** Start of Records for processing **

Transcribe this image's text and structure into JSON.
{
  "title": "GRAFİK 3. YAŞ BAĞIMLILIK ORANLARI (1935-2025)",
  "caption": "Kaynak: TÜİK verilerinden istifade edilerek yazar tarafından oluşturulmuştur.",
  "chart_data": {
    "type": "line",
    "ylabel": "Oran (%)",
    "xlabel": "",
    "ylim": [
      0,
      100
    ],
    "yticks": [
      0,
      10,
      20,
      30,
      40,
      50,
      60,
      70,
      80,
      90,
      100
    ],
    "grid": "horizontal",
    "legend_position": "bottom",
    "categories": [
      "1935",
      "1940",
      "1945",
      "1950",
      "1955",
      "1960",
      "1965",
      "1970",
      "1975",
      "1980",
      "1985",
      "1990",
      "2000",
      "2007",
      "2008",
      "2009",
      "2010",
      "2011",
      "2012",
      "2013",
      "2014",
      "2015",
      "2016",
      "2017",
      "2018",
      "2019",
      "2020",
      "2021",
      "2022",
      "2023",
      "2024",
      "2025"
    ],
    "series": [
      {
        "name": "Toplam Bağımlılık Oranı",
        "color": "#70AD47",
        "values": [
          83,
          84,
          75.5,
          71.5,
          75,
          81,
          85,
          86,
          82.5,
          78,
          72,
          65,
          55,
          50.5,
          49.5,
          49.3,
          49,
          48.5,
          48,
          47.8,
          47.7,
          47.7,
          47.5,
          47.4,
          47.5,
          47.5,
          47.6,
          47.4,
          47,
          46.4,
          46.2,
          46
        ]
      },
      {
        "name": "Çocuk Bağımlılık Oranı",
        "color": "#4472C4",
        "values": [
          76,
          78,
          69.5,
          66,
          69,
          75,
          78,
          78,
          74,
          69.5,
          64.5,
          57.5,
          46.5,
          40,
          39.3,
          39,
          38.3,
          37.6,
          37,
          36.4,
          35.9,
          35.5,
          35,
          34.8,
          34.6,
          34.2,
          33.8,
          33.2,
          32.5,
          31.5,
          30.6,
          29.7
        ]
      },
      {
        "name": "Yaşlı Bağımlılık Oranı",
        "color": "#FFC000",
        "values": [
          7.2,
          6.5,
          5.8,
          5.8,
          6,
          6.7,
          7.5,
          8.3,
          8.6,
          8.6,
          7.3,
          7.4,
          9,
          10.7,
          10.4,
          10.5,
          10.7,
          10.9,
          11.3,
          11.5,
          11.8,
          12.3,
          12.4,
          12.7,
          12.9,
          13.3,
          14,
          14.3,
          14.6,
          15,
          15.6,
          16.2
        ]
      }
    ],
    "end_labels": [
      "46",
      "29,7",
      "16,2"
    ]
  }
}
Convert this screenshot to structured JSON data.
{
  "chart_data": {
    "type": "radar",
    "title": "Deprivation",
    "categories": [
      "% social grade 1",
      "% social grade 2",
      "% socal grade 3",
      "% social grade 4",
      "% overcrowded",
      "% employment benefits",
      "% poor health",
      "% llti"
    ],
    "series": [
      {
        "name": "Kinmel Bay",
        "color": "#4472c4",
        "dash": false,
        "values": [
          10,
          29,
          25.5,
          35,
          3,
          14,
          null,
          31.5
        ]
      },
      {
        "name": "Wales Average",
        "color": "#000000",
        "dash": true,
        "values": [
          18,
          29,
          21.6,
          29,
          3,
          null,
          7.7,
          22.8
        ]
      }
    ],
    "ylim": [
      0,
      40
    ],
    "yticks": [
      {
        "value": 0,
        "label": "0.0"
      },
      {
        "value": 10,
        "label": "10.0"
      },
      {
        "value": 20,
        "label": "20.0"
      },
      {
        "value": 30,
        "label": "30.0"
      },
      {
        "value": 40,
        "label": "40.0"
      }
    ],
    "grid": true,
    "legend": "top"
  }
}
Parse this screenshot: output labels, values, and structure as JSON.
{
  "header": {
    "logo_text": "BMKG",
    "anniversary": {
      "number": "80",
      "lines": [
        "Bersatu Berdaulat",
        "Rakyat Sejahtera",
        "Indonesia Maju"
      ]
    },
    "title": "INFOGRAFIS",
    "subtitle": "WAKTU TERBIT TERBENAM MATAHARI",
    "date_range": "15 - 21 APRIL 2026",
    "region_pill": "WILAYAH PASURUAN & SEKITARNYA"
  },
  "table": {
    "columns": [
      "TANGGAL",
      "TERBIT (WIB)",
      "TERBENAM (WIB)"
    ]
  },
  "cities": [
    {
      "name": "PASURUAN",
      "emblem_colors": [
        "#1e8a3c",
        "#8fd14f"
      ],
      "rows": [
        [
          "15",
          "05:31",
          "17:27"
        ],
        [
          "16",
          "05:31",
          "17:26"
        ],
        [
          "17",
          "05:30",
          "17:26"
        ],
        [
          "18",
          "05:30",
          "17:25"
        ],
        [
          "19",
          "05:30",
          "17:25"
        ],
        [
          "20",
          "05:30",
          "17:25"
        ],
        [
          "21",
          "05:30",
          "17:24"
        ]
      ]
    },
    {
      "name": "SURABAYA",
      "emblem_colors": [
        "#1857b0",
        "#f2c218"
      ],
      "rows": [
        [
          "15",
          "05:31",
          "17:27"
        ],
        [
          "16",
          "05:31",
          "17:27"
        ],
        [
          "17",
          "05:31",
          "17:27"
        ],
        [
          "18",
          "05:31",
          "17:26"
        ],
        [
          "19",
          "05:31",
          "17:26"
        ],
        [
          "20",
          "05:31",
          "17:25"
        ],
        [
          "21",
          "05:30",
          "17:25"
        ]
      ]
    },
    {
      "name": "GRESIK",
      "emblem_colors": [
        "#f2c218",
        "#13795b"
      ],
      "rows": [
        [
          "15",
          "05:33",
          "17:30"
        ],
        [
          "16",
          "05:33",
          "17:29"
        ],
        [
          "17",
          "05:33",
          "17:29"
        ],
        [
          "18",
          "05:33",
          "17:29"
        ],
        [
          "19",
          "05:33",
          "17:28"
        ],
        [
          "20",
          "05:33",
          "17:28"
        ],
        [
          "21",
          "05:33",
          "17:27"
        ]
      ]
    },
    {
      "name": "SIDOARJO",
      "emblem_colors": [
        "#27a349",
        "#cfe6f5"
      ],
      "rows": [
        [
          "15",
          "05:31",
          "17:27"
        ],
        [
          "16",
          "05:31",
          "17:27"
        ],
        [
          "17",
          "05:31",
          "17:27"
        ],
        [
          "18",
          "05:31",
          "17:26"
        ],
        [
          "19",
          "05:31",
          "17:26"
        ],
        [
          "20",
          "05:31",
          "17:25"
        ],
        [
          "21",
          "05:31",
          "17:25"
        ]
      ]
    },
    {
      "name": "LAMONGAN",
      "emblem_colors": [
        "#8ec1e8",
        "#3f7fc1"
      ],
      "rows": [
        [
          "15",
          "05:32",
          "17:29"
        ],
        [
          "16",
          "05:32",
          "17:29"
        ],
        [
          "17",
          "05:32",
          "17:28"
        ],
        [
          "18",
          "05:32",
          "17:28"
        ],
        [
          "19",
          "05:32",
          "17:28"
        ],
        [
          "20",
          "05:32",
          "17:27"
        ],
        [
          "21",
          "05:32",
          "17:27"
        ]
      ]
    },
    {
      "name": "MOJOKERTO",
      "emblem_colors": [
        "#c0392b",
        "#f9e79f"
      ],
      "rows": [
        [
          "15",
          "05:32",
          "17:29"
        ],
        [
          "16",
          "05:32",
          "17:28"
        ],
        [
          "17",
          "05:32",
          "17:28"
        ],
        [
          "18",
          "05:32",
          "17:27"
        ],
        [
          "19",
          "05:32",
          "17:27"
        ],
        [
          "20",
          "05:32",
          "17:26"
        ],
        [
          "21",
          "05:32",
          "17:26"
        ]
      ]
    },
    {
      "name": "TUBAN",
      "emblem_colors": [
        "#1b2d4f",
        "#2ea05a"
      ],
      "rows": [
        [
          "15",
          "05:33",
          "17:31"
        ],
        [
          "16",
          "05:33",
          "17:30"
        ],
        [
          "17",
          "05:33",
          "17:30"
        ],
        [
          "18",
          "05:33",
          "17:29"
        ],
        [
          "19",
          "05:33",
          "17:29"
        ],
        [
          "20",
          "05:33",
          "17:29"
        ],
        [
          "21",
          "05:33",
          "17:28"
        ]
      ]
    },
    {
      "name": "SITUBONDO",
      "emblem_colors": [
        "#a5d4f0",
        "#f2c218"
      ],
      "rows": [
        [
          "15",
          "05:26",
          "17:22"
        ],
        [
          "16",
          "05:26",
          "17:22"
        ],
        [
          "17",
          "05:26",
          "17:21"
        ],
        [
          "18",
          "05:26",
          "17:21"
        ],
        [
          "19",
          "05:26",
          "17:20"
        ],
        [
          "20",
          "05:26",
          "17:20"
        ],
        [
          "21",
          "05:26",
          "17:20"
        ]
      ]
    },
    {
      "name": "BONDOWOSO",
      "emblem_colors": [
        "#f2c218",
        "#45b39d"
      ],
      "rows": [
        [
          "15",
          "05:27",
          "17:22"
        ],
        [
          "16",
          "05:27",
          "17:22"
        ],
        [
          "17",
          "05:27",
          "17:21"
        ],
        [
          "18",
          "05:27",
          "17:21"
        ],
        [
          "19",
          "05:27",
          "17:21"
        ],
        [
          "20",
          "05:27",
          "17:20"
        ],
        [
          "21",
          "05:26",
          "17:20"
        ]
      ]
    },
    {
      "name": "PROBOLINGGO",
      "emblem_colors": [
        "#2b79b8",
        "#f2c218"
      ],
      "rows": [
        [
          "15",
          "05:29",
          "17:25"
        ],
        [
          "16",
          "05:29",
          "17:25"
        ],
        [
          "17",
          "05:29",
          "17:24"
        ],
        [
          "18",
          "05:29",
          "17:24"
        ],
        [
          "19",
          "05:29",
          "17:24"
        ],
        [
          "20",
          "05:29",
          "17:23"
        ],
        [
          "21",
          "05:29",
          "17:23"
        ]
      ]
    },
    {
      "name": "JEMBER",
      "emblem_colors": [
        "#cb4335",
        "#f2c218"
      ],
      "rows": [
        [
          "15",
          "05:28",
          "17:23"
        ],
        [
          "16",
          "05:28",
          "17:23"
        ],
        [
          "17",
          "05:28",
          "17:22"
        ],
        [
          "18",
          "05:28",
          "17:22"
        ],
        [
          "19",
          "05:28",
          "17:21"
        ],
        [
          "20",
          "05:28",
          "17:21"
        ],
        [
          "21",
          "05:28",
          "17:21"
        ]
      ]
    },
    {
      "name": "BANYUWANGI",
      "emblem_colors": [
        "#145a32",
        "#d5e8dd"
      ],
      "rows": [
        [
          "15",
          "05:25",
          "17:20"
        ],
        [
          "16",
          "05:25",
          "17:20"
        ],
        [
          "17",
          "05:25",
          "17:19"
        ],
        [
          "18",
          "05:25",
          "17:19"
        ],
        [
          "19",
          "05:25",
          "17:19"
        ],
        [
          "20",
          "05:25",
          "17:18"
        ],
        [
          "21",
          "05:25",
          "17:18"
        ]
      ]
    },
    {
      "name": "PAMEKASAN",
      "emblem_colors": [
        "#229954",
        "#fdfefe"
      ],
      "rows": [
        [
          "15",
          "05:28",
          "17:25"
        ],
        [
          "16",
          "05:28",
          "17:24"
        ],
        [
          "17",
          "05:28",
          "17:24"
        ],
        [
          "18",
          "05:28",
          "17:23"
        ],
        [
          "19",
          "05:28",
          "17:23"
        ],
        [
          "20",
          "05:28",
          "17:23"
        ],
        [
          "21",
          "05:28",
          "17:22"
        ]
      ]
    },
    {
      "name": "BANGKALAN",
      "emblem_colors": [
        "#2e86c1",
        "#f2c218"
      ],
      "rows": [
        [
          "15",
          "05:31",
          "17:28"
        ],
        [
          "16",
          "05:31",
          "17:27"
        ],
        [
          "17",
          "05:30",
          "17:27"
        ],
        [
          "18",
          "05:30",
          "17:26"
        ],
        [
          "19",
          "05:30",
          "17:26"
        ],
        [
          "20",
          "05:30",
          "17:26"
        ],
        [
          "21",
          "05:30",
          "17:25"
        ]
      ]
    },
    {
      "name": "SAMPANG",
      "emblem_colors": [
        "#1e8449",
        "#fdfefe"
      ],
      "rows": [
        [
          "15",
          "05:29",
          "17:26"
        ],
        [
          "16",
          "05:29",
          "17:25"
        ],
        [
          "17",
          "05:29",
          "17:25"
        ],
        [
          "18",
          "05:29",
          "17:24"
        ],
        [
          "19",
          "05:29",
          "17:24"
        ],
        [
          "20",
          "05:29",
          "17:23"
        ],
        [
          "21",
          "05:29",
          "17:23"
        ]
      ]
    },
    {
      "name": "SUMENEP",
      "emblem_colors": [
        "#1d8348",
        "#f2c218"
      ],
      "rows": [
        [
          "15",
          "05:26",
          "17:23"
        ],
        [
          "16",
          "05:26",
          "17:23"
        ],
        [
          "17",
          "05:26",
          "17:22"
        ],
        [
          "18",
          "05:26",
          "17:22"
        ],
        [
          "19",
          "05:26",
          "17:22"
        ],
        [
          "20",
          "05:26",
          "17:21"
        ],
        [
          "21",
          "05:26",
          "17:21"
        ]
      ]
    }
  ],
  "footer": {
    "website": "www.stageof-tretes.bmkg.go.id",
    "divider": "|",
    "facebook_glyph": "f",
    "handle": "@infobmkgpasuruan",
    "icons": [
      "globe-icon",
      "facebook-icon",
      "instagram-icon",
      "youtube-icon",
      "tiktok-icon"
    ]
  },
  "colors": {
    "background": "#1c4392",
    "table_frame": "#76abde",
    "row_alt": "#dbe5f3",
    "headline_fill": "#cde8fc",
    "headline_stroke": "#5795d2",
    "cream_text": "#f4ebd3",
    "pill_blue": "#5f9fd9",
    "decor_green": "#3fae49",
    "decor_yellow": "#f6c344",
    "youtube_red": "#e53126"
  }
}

** End of Records for processing **

## Set exercise
In the entries above, count each line that holds "Bağımlılık". Give the total and nothing else.

## Solution below
3